What to produce => Reply only with how many lines contain the word "source".
------ Information provided ------
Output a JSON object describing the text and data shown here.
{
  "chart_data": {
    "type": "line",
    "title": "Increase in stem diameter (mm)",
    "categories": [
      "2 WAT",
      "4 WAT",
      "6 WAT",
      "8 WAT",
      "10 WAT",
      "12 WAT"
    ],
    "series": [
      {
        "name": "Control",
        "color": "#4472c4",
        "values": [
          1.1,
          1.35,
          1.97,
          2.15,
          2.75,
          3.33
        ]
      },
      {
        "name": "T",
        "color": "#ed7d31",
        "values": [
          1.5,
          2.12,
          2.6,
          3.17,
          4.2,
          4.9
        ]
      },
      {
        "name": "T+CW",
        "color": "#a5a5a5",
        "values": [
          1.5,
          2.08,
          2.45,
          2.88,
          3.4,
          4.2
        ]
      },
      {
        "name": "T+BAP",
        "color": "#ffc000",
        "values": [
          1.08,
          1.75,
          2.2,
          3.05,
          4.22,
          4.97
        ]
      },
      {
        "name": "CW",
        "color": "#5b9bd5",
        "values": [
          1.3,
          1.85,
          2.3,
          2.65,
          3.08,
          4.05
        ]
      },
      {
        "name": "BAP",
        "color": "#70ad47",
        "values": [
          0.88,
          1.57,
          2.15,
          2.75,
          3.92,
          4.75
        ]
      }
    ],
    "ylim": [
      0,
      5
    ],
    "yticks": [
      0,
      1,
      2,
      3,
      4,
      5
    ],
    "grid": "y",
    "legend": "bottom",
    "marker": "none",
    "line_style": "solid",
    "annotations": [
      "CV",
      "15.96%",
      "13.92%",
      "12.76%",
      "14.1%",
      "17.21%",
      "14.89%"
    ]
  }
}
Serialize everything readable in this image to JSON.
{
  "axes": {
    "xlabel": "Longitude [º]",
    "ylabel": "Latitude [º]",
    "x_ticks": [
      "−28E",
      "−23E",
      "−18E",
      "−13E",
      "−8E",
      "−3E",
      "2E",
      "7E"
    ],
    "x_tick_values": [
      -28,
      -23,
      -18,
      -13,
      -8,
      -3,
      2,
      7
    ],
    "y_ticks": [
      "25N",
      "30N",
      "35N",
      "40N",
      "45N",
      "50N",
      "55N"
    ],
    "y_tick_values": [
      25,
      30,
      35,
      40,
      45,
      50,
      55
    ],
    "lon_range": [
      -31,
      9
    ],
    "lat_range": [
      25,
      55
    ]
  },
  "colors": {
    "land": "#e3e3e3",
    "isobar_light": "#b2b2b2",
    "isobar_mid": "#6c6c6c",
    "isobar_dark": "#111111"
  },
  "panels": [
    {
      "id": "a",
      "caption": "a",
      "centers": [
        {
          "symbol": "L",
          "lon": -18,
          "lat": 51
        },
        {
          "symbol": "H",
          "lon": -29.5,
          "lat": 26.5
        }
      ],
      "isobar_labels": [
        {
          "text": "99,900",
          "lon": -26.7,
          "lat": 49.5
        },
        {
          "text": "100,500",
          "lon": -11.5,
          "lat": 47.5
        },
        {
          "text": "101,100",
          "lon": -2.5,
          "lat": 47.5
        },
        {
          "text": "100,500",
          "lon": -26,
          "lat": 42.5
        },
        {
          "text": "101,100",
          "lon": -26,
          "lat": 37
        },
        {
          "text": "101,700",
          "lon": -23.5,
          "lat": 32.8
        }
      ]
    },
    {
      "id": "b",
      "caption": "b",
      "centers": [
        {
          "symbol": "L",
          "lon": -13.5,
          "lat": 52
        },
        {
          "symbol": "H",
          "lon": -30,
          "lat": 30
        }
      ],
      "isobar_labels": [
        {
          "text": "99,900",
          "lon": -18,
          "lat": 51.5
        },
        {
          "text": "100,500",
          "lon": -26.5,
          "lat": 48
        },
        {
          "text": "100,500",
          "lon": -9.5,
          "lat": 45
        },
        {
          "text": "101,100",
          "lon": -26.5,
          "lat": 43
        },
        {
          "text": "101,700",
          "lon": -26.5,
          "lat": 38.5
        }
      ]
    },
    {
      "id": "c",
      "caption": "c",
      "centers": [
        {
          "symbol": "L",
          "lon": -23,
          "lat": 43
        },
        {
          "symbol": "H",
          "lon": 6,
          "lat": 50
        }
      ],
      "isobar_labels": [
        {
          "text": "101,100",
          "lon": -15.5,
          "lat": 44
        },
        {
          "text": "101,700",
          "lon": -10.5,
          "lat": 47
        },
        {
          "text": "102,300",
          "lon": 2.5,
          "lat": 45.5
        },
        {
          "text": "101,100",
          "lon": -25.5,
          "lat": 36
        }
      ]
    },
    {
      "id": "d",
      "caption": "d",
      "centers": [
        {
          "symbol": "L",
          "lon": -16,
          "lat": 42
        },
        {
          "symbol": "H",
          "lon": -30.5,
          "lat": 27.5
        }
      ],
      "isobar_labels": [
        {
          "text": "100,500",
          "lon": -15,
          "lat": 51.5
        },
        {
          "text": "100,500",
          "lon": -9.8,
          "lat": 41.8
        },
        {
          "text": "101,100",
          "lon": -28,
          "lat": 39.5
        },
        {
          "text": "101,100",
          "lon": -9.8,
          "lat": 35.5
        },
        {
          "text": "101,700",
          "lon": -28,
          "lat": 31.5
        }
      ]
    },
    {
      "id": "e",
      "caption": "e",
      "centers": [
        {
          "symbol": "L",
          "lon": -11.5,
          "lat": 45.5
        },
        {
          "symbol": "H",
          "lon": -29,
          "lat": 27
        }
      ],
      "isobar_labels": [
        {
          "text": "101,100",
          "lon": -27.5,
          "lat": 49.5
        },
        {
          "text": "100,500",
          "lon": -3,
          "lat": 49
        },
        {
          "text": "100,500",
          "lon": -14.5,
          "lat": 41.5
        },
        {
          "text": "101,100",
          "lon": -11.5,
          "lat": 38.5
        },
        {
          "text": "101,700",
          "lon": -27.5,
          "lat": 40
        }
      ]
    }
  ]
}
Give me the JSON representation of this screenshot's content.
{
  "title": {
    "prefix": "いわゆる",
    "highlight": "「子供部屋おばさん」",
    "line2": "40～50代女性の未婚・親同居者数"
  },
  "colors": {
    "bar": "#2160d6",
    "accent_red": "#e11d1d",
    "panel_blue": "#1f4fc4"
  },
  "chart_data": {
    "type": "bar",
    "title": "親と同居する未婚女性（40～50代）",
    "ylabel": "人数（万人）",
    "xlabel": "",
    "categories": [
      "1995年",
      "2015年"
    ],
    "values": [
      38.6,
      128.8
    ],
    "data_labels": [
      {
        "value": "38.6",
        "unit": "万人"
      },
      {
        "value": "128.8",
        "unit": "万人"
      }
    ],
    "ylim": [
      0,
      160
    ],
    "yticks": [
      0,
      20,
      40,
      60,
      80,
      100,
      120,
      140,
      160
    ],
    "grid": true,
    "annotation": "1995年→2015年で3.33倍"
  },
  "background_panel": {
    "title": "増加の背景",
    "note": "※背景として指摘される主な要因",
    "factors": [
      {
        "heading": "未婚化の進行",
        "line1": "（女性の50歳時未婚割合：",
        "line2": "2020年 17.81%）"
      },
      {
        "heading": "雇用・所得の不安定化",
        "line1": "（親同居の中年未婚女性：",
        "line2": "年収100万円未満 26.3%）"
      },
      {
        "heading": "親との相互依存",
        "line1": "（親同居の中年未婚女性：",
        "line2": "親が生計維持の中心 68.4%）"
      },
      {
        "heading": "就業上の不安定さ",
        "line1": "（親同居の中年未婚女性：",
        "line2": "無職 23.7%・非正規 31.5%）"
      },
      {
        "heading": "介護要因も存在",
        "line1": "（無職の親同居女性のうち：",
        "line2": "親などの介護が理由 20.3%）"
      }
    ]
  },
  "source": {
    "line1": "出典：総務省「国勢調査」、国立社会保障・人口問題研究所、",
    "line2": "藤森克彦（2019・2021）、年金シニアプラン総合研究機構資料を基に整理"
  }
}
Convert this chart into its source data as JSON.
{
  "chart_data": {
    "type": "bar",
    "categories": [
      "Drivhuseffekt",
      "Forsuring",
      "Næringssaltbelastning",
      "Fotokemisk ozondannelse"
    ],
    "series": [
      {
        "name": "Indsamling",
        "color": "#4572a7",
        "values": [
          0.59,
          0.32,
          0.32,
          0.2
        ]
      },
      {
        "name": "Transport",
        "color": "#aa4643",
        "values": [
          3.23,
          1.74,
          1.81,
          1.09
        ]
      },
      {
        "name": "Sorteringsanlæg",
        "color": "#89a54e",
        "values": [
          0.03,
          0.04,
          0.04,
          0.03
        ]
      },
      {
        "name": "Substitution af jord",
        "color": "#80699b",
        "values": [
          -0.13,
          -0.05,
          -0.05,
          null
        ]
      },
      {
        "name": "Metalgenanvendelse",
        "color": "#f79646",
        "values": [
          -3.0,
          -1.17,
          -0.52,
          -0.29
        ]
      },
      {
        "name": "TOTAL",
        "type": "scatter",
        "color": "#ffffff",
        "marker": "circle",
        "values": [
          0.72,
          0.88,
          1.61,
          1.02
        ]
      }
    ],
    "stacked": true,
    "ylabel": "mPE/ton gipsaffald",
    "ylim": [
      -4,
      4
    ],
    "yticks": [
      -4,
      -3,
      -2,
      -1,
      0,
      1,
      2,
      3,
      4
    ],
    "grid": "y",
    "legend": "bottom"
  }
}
------
Full output => 2